++++ Listed entries ++++

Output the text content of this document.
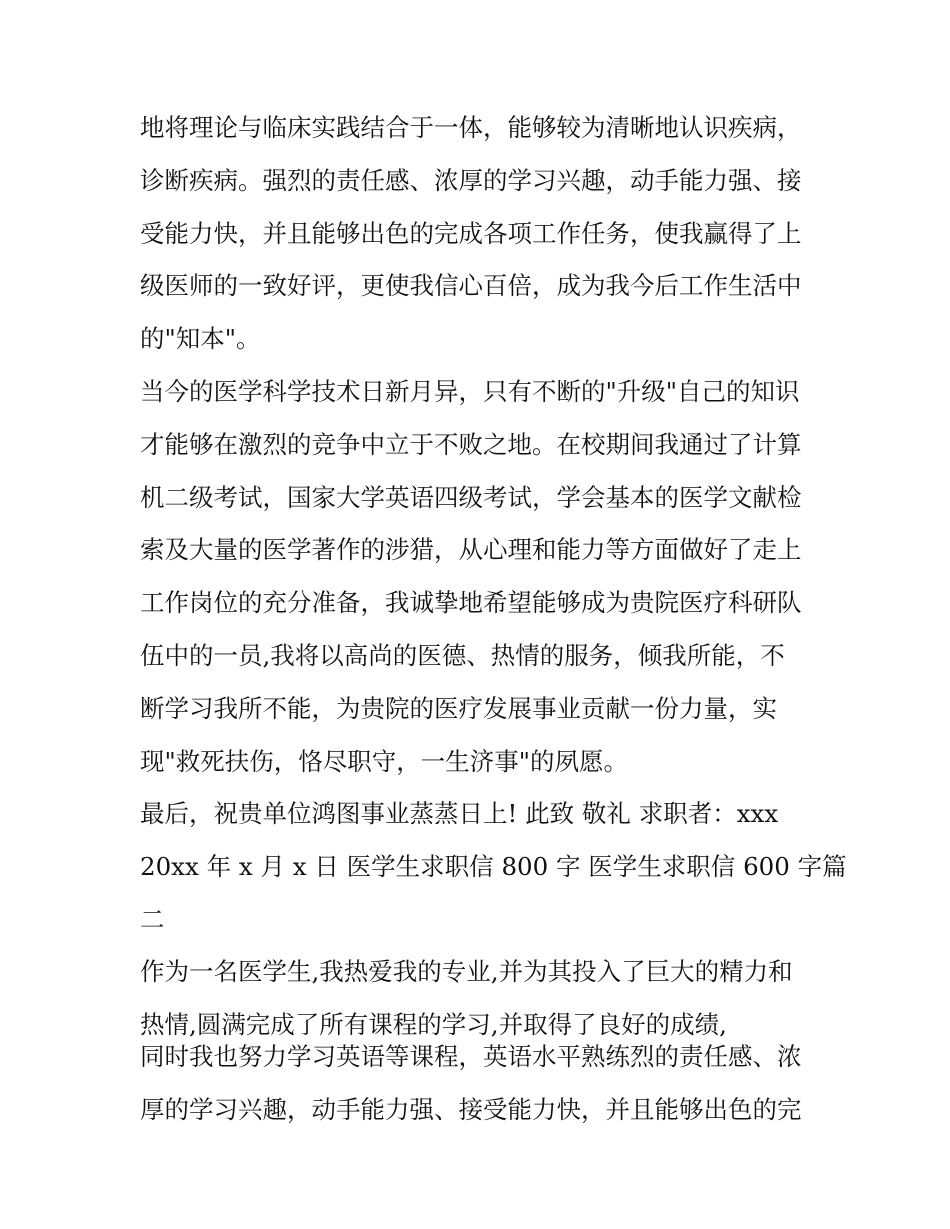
地将理论与临床实践结合于一体，能够较为清晰地认识疾病，
诊断疾病。强烈的责任感、浓厚的学习兴趣，动手能力强、接
受能力快，并且能够出色的完成各项工作任务，使我赢得了上
级医师的一致好评，更使我信心百倍，成为我今后工作生活中
的"知本"。
当今的医学科学技术日新月异，只有不断的"升级"自己的知识
才能够在激烈的竞争中立于不败之地。在校期间我通过了计算
机二级考试，国家大学英语四级考试，学会基本的医学文献检
索及大量的医学著作的涉猎，从心理和能力等方面做好了走上
工作岗位的充分准备，我诚挚地希望能够成为贵院医疗科研队
伍中的一员,我将以高尚的医德、热情的服务，倾我所能，不
断学习我所不能，为贵院的医疗发展事业贡献一份力量，实
现"救死扶伤，恪尽职守，一生济事"的夙愿。
最后，祝贵单位鸿图事业蒸蒸日上! 此致 敬礼 求职者：xxx
20xx 年 x 月 x 日 医学生求职信 800 字 医学生求职信 600 字篇
二
作为一名医学生,我热爱我的专业,并为其投入了巨大的精力和
热情,圆满完成了所有课程的学习,并取得了良好的成绩,
同时我也努力学习英语等课程，英语水平熟练烈的责任感、浓
厚的学习兴趣，动手能力强、接受能力快，并且能够出色的完
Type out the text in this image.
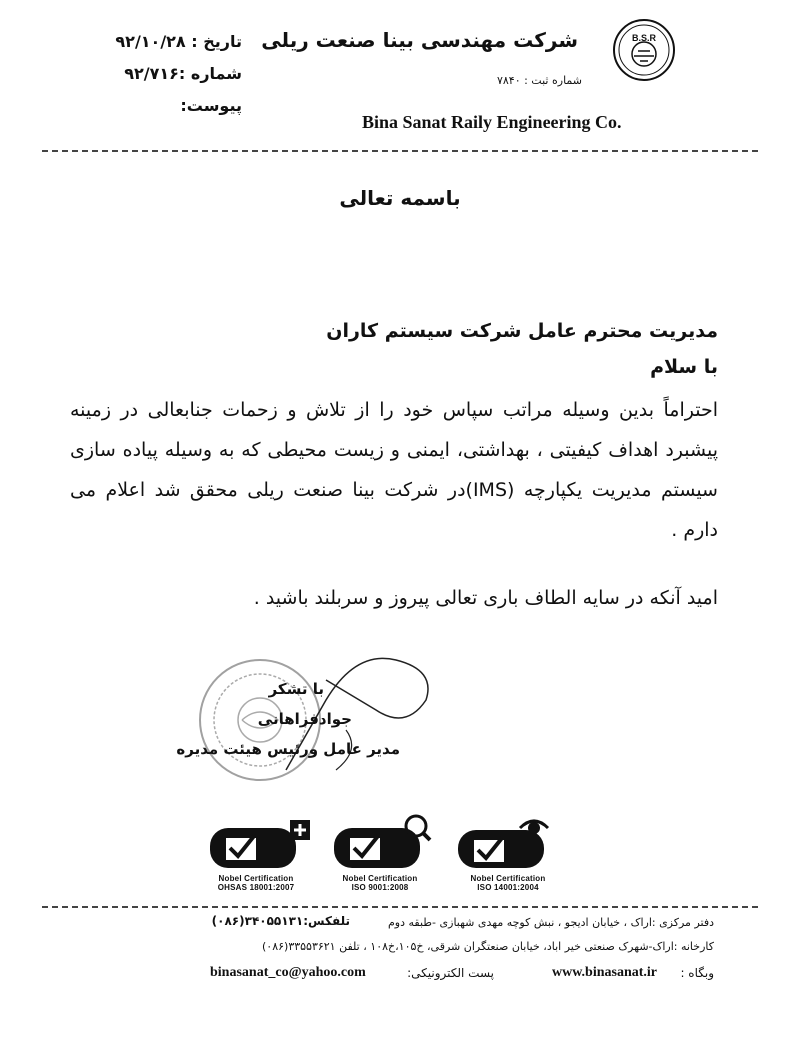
B.S.R
شرکت مهندسی بینا صنعت ریلی
شماره ثبت : ۷۸۴۰
Bina Sanat Raily Engineering Co.
تاریخ : ۹۲/۱۰/۲۸
شماره :۹۲/۷۱۶
پیوست:
باسمه تعالی
مدیریت محترم عامل شرکت سیستم کاران
با سلام
احتراماً بدین وسیله مراتب سپاس خود را از تلاش و زحمات جنابعالی در زمینه پیشبرد اهداف کیفیتی ، بهداشتی، ایمنی و زیست محیطی که به وسیله پیاده سازی سیستم مدیریت یکپارچه (IMS)در شرکت بینا صنعت ریلی محقق شد اعلام می دارم .
امید آنکه در سایه الطاف باری تعالی پیروز و سربلند باشید .
با تشکر
جوادفراهانی
مدیر عامل ورئیس هیئت مدیره
Nobel Certification
OHSAS 18001:2007
Nobel Certification
ISO 9001:2008
Nobel Certification
ISO 14001:2004
دفتر مرکزی :اراک ، خیابان ادیجو ، نبش کوچه مهدی شهبازی -طبقه دوم
تلفکس:۳۴۰۵۵۱۳۱(۰۸۶)
کارخانه :اراک-شهرک صنعتی خیر اباد، خیابان صنعتگران شرقی، خ۱۰۵،خ۱۰۸ ، تلفن ۳۳۵۵۳۶۲۱(۰۸۶)
وبگاه :
www.binasanat.ir
پست الکترونیکی:
binasanat_co@yahoo.com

++++

» **The exercise**
Copy out the entries verbatim and leave the images out.

» **Output of the task**
Output the text content of this document.
地将理论与临床实践结合于一体，能够较为清晰地认识疾病，
诊断疾病。强烈的责任感、浓厚的学习兴趣，动手能力强、接
受能力快，并且能够出色的完成各项工作任务，使我赢得了上
级医师的一致好评，更使我信心百倍，成为我今后工作生活中
的"知本"。
当今的医学科学技术日新月异，只有不断的"升级"自己的知识
才能够在激烈的竞争中立于不败之地。在校期间我通过了计算
机二级考试，国家大学英语四级考试，学会基本的医学文献检
索及大量的医学著作的涉猎，从心理和能力等方面做好了走上
工作岗位的充分准备，我诚挚地希望能够成为贵院医疗科研队
伍中的一员,我将以高尚的医德、热情的服务，倾我所能，不
断学习我所不能，为贵院的医疗发展事业贡献一份力量，实
现"救死扶伤，恪尽职守，一生济事"的夙愿。
最后，祝贵单位鸿图事业蒸蒸日上! 此致 敬礼 求职者：xxx
20xx 年 x 月 x 日 医学生求职信 800 字 医学生求职信 600 字篇
二
作为一名医学生,我热爱我的专业,并为其投入了巨大的精力和
热情,圆满完成了所有课程的学习,并取得了良好的成绩,
同时我也努力学习英语等课程，英语水平熟练烈的责任感、浓
厚的学习兴趣，动手能力强、接受能力快，并且能够出色的完
Type out the text in this image.
B.S.R
شرکت مهندسی بینا صنعت ریلی
شماره ثبت : ۷۸۴۰
Bina Sanat Raily Engineering Co.
تاریخ : ۹۲/۱۰/۲۸
شماره :۹۲/۷۱۶
پیوست:
باسمه تعالی
مدیریت محترم عامل شرکت سیستم کاران
با سلام
احتراماً بدین وسیله مراتب سپاس خود را از تلاش و زحمات جنابعالی در زمینه پیشبرد اهداف کیفیتی ، بهداشتی، ایمنی و زیست محیطی که به وسیله پیاده سازی سیستم مدیریت یکپارچه (IMS)در شرکت بینا صنعت ریلی محقق شد اعلام می دارم .
امید آنکه در سایه الطاف باری تعالی پیروز و سربلند باشید .
با تشکر
جوادفراهانی
مدیر عامل ورئیس هیئت مدیره
Nobel Certification
OHSAS 18001:2007
Nobel Certification
ISO 9001:2008
Nobel Certification
ISO 14001:2004
دفتر مرکزی :اراک ، خیابان ادیجو ، نبش کوچه مهدی شهبازی -طبقه دوم
تلفکس:۳۴۰۵۵۱۳۱(۰۸۶)
کارخانه :اراک-شهرک صنعتی خیر اباد، خیابان صنعتگران شرقی، خ۱۰۵،خ۱۰۸ ، تلفن ۳۳۵۵۳۶۲۱(۰۸۶)
وبگاه :
www.binasanat.ir
پست الکترونیکی:
binasanat_co@yahoo.com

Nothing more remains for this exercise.